TASK DETAILS: Your answer should be a single number: the count of lines in the material below that hold "Peak".

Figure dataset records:

################

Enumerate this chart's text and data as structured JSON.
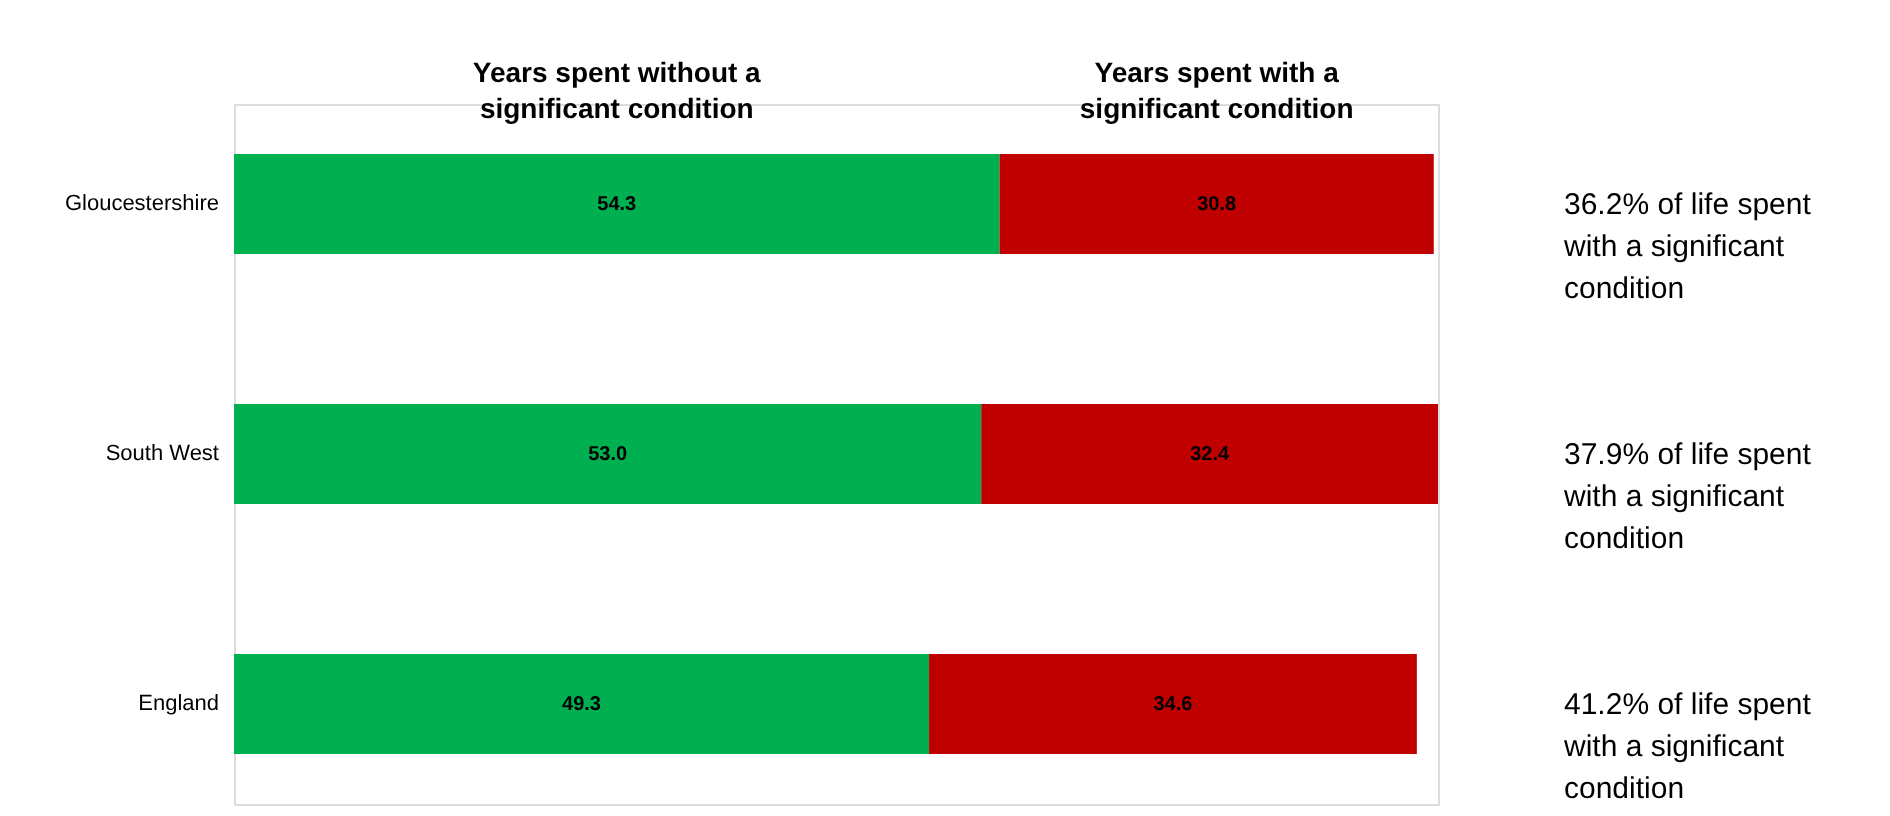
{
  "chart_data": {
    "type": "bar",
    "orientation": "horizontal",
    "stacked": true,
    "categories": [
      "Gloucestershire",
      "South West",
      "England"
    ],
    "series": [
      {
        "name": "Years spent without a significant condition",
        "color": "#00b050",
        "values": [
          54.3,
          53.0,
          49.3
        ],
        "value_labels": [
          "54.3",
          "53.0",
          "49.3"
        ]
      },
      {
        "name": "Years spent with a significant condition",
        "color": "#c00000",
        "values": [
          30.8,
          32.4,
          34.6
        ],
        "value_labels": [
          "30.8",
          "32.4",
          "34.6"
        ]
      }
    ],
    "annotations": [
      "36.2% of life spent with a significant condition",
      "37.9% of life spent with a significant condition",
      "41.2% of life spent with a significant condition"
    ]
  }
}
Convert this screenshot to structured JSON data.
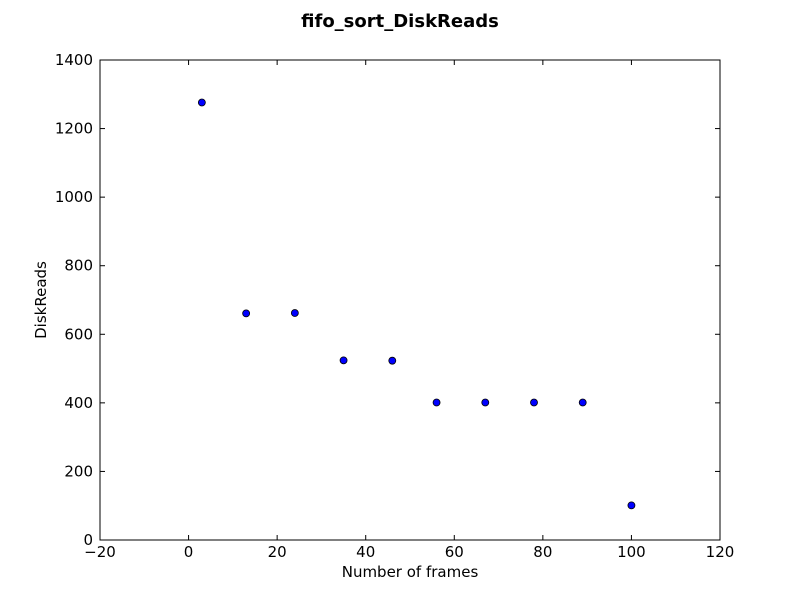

################

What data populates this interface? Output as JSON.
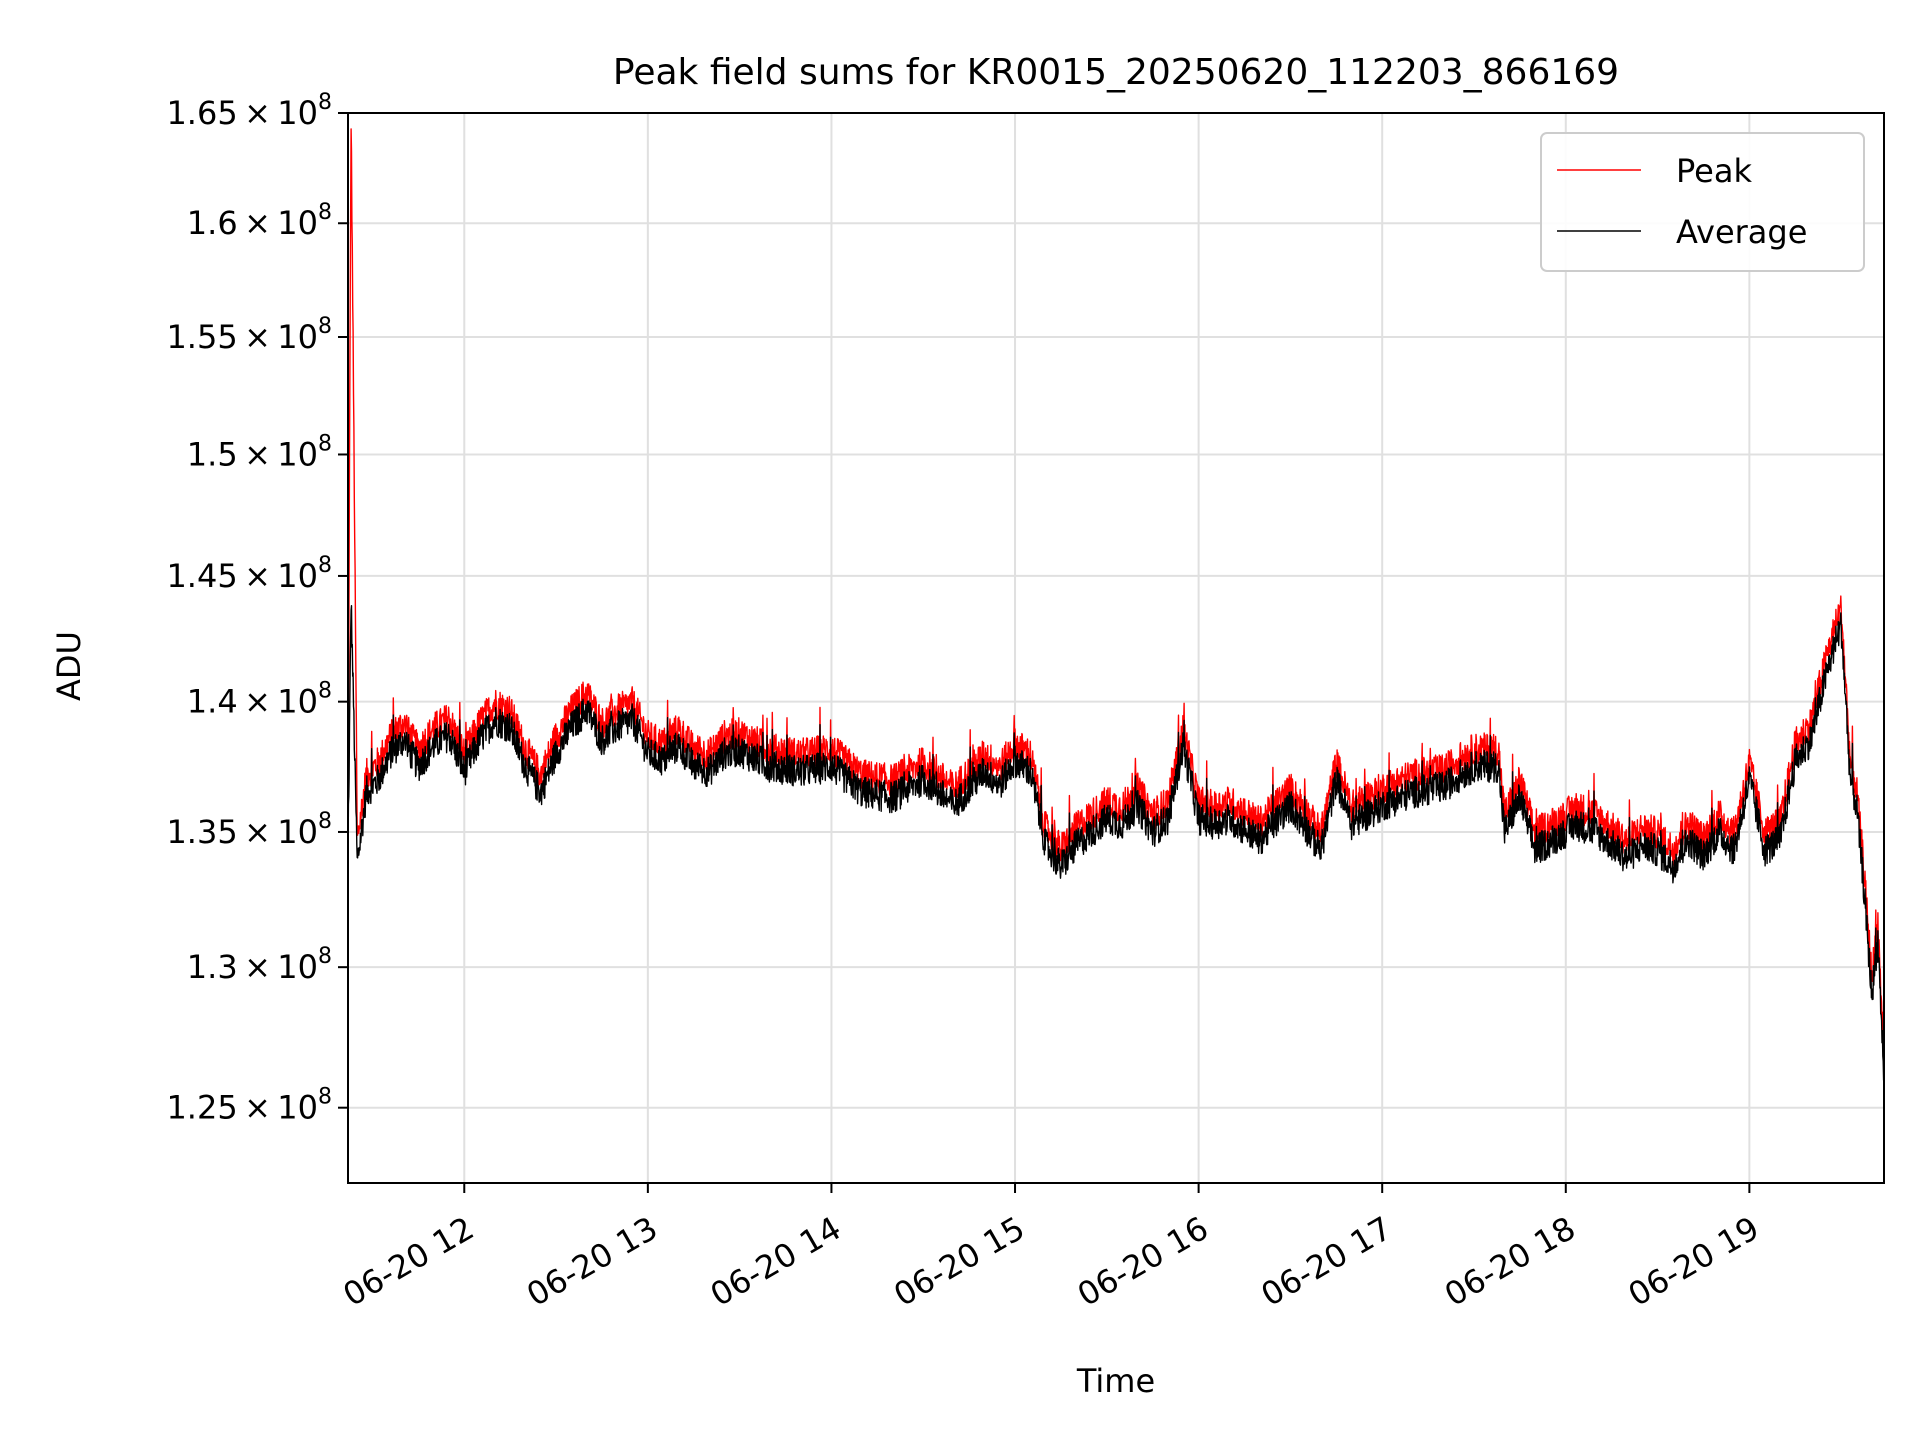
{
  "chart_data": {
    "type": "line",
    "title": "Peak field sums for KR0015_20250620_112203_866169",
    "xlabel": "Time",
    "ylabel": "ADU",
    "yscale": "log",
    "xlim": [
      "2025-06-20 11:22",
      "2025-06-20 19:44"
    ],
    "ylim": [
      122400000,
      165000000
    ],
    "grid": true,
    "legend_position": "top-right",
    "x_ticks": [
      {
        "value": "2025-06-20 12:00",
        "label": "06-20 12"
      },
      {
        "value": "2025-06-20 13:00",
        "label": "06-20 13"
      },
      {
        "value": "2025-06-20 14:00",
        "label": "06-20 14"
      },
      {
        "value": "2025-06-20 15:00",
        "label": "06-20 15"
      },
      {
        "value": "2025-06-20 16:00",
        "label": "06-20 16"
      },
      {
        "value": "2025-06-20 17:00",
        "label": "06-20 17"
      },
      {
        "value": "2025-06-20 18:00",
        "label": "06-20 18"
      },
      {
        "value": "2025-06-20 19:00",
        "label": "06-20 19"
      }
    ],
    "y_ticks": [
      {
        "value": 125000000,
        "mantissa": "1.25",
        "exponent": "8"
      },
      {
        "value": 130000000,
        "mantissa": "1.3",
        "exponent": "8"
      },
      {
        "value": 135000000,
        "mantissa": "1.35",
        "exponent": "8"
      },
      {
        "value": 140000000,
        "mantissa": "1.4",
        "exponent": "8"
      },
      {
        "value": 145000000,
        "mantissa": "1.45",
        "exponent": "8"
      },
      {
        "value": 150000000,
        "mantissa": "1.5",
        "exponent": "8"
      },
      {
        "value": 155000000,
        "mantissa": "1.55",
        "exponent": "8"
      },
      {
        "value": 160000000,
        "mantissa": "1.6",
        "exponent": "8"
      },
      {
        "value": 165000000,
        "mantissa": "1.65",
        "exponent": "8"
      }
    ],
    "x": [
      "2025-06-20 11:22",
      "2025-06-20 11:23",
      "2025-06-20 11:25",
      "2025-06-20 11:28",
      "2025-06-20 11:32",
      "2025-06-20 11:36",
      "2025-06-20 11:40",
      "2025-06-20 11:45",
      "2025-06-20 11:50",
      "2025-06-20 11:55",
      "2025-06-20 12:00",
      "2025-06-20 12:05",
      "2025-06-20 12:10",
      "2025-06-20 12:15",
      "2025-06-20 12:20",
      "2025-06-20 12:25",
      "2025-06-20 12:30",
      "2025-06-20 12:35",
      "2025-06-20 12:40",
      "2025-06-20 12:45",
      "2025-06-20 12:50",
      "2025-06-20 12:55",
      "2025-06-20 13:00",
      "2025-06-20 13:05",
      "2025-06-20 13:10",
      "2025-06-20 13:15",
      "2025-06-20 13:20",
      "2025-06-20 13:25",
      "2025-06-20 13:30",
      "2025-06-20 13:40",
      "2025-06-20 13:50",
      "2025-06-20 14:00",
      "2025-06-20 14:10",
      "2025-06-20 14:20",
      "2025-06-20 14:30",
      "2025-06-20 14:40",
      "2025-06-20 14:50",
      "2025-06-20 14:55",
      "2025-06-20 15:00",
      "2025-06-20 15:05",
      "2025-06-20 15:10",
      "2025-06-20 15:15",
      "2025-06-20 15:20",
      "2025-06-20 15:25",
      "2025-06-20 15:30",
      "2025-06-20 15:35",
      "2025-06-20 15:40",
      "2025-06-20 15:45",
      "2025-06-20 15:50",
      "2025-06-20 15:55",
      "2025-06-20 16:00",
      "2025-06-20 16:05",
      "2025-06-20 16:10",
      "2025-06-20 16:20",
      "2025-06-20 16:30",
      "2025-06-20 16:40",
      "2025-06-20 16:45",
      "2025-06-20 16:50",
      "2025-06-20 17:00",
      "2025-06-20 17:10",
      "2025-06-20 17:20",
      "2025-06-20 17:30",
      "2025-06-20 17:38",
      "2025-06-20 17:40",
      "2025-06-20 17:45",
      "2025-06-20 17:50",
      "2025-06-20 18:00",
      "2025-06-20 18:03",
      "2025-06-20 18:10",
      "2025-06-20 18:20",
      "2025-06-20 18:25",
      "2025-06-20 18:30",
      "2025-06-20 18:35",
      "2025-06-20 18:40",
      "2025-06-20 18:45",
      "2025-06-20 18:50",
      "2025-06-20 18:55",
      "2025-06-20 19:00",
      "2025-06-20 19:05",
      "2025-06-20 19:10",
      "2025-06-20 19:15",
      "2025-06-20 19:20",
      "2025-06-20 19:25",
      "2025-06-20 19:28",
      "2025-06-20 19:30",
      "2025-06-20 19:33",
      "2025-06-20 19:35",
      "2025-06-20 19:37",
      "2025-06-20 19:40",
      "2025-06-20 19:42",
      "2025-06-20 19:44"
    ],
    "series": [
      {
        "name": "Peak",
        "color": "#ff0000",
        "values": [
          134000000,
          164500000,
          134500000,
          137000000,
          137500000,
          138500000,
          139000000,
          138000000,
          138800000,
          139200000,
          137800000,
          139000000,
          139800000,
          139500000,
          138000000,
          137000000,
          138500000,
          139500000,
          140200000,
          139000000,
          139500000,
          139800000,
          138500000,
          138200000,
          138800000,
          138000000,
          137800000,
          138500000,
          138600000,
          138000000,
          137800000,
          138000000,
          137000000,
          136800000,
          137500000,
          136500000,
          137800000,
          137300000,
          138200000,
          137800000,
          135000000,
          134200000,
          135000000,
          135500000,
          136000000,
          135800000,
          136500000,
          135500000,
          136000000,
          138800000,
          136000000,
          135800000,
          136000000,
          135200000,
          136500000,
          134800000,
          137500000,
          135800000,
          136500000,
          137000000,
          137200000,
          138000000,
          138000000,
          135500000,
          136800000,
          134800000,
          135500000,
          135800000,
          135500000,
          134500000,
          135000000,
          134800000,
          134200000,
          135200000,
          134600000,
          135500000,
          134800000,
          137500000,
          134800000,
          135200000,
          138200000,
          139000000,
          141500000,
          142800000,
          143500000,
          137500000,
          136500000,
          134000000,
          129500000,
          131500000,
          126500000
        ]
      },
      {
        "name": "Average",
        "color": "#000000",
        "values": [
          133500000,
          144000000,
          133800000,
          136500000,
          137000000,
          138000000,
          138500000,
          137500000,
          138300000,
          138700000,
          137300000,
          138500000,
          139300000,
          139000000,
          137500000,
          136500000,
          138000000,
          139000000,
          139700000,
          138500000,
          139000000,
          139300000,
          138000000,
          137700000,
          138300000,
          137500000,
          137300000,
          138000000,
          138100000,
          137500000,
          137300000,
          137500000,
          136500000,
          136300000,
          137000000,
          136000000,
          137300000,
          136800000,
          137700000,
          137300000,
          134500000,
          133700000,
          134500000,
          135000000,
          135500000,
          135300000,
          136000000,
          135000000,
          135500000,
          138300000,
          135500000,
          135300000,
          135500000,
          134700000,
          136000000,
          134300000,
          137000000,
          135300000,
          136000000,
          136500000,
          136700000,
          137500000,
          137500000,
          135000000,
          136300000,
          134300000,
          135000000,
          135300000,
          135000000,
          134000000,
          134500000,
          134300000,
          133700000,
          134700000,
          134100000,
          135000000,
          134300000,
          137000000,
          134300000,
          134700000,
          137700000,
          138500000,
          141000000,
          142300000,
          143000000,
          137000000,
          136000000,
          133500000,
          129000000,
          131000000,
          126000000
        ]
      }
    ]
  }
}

################

WORKED ANSWER: 2